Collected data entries

>> BEGIN

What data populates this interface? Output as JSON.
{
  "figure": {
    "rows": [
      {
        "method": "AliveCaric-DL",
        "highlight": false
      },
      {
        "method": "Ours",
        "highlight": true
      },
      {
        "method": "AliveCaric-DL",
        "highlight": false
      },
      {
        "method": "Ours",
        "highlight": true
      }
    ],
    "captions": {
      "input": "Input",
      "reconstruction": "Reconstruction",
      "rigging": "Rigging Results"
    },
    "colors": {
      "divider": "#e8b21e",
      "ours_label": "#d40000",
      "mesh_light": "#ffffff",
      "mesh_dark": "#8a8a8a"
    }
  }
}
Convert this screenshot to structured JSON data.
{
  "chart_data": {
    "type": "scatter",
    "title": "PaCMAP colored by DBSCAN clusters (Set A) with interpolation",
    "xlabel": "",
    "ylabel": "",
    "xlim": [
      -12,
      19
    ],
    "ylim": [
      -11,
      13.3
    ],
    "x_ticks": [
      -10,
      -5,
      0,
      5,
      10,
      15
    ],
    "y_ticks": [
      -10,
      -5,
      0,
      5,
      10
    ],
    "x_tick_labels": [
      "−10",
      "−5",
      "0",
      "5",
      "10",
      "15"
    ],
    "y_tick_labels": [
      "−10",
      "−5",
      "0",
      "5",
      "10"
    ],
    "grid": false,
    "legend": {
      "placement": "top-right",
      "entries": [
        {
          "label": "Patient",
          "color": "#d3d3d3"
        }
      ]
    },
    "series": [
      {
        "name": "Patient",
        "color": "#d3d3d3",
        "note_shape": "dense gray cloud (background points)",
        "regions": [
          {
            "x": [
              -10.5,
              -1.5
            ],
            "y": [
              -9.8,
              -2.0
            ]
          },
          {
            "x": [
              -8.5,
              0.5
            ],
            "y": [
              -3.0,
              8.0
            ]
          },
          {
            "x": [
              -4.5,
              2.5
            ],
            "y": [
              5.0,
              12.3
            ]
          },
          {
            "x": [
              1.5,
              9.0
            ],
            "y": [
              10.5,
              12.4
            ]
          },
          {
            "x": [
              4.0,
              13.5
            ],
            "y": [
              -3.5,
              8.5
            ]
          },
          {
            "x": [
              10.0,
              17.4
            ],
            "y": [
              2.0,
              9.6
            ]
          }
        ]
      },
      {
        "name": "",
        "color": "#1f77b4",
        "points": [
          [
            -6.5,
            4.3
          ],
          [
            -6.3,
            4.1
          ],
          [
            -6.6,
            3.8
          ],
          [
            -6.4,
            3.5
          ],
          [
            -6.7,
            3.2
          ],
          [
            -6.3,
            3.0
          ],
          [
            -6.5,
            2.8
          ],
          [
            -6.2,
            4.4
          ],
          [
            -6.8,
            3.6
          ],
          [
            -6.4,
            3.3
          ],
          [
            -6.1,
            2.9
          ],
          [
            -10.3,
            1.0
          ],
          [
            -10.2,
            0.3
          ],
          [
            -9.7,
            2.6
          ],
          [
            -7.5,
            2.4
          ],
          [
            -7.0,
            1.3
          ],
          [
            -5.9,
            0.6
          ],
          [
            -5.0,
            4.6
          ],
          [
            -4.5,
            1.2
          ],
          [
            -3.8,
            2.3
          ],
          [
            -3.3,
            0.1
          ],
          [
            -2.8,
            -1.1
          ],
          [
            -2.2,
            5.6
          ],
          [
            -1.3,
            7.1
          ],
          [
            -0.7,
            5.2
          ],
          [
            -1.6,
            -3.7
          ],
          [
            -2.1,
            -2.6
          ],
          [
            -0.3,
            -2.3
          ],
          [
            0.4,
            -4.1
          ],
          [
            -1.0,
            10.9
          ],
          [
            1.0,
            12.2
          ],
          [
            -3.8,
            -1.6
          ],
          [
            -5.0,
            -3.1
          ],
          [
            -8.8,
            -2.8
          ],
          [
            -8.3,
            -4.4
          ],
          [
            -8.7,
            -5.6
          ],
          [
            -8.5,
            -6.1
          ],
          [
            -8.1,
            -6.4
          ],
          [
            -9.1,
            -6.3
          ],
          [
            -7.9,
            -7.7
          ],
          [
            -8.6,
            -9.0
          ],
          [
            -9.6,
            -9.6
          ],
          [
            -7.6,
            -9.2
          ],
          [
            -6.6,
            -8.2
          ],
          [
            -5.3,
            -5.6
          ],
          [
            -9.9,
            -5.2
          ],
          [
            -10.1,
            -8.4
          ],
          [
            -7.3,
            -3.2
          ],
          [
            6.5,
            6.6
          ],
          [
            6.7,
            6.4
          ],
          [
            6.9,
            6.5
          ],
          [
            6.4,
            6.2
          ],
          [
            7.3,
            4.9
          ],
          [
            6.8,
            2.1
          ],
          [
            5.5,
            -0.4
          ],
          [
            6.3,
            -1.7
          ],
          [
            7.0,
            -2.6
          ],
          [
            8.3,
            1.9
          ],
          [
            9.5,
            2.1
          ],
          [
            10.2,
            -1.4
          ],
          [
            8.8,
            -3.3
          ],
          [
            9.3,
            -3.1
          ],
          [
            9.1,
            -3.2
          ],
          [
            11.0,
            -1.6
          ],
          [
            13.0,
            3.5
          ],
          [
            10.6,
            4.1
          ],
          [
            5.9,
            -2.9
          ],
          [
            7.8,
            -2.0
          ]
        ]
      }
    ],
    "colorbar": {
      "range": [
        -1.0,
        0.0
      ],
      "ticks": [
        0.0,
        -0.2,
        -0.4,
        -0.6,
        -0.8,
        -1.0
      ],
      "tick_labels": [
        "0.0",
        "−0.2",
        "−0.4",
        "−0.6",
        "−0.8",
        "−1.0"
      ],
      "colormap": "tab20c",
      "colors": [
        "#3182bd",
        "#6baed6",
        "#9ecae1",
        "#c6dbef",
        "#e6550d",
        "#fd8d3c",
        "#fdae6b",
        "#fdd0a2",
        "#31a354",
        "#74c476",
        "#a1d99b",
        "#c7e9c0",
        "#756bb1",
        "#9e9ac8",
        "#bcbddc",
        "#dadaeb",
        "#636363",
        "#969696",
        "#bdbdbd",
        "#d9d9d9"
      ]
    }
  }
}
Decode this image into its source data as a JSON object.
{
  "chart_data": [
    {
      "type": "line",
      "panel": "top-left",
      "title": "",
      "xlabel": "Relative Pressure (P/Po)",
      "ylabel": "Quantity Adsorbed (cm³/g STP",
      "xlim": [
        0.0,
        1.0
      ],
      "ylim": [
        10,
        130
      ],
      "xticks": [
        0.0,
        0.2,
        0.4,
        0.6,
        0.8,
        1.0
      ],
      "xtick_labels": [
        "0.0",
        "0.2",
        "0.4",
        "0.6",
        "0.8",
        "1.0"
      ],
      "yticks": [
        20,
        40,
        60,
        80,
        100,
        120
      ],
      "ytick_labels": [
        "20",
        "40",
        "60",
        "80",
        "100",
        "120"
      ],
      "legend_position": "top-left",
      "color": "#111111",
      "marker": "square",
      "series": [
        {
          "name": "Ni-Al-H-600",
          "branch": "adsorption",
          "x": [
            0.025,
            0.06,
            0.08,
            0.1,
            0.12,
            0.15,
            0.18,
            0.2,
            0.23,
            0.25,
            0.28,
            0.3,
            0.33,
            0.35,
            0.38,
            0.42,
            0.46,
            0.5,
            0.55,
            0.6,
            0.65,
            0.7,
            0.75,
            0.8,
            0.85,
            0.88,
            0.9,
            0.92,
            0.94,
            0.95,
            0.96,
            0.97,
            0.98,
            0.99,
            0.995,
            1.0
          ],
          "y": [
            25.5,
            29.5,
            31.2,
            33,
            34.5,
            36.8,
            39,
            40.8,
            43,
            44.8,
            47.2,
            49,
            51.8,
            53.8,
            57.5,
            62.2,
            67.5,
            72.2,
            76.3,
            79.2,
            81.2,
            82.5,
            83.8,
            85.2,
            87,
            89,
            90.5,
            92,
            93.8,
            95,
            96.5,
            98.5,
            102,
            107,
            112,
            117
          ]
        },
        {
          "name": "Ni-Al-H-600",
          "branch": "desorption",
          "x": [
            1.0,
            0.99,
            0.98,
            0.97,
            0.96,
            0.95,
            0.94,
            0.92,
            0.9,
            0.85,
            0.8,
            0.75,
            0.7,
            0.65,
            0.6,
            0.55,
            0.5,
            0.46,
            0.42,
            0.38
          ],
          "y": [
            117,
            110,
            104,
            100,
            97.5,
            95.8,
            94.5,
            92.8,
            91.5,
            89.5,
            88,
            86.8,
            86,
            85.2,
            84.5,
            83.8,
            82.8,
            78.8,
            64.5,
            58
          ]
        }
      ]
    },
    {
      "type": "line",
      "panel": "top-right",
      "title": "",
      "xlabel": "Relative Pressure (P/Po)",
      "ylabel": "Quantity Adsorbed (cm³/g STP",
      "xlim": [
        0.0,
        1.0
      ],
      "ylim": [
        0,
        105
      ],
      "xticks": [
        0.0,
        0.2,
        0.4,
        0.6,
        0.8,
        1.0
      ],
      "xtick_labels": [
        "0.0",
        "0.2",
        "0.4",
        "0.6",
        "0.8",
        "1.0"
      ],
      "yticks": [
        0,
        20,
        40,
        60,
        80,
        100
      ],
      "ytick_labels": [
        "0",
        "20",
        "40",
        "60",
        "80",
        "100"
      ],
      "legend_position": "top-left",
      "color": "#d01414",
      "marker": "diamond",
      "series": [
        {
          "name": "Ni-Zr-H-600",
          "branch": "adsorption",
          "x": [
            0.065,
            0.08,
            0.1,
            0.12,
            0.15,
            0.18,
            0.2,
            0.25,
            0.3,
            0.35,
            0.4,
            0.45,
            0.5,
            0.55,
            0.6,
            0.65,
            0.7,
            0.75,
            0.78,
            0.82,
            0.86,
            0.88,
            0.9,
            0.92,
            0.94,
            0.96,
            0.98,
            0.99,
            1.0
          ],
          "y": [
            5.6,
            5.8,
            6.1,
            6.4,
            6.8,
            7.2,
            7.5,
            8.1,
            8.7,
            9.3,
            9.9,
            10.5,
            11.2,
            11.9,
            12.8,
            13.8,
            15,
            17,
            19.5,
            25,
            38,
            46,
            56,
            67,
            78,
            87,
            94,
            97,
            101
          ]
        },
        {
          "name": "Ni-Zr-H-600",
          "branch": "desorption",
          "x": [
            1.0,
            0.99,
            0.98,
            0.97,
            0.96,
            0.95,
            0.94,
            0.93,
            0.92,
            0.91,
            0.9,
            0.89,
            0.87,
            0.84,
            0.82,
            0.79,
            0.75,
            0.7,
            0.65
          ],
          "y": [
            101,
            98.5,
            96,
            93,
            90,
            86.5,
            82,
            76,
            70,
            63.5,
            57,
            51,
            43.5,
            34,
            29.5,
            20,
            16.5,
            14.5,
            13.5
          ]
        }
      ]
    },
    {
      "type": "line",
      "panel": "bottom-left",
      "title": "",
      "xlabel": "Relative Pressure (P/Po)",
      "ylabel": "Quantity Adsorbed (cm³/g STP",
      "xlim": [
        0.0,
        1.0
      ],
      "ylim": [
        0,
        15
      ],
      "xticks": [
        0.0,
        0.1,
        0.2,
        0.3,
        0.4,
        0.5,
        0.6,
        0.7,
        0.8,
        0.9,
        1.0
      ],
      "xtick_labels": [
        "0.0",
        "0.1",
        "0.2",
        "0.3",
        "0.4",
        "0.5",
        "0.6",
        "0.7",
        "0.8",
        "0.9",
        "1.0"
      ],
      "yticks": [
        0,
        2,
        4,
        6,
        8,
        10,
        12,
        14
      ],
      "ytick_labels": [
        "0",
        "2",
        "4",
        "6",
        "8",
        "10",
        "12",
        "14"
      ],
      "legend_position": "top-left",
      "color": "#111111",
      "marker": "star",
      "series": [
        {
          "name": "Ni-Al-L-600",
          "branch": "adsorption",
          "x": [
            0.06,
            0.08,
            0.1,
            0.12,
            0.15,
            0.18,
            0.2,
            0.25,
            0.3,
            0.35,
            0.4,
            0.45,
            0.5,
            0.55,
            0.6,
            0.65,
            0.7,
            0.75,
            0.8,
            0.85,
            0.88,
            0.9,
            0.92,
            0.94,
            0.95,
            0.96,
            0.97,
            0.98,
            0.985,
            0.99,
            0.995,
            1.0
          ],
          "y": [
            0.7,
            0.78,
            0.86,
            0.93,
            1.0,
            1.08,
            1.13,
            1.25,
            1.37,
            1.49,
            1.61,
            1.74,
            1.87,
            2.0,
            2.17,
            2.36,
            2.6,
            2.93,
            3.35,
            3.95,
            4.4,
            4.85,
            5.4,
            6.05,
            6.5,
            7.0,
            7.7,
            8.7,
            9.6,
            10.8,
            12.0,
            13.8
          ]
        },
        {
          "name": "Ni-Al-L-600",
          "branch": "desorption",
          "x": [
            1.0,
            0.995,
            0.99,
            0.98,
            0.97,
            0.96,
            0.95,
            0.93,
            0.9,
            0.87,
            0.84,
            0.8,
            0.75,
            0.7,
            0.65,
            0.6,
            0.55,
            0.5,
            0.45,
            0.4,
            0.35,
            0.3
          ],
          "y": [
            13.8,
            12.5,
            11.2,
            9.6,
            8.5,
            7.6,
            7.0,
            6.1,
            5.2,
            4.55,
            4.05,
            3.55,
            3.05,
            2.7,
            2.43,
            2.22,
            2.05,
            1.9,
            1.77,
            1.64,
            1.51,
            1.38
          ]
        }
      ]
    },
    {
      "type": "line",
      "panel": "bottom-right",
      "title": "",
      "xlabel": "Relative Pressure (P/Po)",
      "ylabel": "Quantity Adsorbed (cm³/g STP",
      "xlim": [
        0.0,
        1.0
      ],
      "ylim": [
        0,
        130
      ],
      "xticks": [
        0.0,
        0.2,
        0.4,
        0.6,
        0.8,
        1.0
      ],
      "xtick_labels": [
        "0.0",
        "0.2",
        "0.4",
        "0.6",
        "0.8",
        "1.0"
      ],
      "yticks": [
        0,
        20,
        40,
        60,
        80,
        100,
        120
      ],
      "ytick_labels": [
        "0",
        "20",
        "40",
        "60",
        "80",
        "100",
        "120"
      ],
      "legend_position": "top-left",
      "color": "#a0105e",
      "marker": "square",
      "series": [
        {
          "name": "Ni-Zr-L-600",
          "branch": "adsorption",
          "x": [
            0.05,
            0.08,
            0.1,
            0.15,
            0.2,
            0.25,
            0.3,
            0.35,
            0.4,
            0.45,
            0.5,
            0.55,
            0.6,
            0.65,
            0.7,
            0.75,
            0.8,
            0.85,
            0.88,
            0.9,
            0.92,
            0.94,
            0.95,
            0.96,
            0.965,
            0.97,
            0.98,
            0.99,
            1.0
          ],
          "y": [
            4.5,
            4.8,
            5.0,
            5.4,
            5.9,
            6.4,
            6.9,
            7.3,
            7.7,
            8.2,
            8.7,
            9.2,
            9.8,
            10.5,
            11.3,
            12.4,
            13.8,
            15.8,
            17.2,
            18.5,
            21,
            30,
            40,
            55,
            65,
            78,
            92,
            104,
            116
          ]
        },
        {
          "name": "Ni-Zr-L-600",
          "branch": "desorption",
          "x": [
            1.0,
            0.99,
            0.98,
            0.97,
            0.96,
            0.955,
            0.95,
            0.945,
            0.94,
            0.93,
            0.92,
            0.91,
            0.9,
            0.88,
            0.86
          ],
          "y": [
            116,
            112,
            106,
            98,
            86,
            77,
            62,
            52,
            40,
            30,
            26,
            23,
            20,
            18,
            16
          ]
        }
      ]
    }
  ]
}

>> END

**What to do**.
Which lines of the material contain the string "panel"? List each of them.

**Task result**.
      "panel": "top-left",
      "panel": "top-right",
      "panel": "bottom-left",
      "panel": "bottom-right",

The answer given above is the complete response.